## Exercise requirements
Which lines contain the string "target"? Please list every one of them.

[Rows from a figure dataset]
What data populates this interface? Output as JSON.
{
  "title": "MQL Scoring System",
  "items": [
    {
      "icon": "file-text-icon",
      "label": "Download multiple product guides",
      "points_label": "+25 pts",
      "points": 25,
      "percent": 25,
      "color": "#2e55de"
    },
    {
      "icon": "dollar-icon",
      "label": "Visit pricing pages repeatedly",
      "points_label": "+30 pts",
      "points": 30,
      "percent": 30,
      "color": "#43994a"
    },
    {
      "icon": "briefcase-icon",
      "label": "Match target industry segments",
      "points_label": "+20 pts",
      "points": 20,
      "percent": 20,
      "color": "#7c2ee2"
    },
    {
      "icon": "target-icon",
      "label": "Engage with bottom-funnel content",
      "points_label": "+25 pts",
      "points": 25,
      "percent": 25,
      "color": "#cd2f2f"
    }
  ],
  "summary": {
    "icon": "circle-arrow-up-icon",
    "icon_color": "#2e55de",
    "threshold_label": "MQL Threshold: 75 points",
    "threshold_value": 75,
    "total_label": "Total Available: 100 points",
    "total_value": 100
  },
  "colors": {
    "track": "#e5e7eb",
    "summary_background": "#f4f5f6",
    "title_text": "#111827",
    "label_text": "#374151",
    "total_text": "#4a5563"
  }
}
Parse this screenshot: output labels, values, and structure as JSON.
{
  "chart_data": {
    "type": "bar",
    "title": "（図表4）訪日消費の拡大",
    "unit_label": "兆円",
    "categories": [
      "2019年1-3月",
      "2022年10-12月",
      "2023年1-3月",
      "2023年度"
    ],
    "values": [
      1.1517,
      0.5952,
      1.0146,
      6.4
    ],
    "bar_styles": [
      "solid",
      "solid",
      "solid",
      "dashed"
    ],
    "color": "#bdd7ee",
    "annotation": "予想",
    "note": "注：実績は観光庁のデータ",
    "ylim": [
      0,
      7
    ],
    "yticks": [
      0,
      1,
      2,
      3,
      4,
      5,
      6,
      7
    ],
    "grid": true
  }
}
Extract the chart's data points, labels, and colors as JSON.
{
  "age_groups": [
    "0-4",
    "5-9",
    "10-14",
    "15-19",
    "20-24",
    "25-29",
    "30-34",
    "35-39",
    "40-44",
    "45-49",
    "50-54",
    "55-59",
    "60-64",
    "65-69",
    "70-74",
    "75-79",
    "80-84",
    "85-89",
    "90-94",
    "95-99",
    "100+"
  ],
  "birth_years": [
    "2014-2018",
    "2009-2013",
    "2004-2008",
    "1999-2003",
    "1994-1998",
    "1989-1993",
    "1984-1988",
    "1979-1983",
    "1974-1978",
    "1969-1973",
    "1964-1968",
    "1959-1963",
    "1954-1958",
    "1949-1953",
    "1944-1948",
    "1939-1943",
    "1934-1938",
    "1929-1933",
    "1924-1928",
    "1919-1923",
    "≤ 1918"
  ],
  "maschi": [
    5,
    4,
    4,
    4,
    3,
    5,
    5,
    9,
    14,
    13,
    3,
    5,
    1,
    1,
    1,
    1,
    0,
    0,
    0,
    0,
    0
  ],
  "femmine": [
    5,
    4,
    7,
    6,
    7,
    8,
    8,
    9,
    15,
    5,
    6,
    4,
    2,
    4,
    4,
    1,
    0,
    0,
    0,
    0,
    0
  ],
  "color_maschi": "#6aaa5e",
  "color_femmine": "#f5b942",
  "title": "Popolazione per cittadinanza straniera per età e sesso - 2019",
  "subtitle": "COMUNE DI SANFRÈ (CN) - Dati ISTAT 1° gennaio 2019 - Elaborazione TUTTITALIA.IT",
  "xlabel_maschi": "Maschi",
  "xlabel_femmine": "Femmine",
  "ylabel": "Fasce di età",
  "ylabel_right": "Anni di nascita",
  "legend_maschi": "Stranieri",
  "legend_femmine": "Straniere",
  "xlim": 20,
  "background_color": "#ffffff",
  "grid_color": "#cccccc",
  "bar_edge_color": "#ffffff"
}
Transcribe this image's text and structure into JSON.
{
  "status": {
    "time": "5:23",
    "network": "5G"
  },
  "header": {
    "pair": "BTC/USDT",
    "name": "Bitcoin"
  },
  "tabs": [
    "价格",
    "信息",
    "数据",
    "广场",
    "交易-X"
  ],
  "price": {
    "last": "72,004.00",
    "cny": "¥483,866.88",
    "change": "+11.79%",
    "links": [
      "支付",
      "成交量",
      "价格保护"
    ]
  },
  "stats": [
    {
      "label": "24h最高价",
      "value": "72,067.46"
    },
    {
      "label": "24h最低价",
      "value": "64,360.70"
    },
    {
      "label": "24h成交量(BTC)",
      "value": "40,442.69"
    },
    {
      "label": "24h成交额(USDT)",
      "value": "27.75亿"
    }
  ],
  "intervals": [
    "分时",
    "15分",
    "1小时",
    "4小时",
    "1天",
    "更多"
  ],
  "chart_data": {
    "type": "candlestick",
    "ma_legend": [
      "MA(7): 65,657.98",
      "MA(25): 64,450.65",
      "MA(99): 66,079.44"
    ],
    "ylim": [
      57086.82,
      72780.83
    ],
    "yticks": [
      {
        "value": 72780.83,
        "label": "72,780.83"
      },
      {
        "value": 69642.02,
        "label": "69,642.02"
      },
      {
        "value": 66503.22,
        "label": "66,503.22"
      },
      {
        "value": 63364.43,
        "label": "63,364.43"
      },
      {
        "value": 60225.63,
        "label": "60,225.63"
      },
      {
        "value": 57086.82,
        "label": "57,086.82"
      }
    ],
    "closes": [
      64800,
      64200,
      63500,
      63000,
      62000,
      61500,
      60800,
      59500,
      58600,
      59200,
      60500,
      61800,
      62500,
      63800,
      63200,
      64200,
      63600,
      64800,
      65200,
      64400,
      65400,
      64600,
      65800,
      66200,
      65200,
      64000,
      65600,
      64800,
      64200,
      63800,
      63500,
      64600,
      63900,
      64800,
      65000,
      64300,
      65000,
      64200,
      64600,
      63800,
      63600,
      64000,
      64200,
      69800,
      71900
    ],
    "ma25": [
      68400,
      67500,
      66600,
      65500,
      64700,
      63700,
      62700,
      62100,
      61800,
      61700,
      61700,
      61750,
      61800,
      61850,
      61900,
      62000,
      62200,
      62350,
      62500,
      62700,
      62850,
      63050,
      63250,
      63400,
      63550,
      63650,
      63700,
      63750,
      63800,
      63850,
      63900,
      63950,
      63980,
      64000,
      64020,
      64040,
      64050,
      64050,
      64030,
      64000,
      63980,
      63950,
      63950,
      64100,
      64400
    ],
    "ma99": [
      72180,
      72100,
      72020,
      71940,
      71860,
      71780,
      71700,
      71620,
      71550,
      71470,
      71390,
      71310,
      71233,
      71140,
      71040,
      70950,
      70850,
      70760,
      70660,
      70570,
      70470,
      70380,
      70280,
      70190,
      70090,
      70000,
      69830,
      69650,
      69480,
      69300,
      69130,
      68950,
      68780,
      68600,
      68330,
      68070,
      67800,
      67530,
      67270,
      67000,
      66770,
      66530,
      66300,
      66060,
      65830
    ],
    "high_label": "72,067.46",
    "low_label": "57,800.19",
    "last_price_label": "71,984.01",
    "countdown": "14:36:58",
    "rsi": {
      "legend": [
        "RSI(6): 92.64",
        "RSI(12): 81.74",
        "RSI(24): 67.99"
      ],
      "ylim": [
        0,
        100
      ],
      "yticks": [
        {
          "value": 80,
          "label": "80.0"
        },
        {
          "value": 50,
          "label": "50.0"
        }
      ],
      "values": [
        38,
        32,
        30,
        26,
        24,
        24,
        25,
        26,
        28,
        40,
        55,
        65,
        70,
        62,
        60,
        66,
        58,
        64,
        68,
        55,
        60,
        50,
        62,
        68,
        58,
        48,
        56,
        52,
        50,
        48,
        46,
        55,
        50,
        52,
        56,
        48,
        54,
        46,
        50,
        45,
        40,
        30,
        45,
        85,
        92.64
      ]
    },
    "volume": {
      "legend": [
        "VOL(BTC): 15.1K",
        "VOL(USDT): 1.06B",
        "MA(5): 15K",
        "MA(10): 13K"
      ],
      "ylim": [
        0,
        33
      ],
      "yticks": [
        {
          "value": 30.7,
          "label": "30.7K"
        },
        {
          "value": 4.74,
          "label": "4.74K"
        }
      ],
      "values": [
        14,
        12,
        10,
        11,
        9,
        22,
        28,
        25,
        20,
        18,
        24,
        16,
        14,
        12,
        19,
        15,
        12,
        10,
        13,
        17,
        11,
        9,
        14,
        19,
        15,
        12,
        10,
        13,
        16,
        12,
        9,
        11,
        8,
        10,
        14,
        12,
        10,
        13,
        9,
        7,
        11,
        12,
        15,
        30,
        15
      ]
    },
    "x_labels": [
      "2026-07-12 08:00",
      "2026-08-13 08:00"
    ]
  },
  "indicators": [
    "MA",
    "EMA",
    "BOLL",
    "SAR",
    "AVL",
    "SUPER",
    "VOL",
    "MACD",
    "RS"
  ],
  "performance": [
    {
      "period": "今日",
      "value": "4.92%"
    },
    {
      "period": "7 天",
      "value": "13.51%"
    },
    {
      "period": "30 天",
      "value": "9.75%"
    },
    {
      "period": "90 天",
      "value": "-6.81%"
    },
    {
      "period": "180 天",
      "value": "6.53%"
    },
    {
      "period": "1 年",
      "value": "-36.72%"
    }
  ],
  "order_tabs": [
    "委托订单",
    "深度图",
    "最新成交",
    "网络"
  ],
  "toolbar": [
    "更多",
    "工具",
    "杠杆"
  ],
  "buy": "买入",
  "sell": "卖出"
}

## Answer
      "label": "Match target industry segments",
      "icon": "target-icon",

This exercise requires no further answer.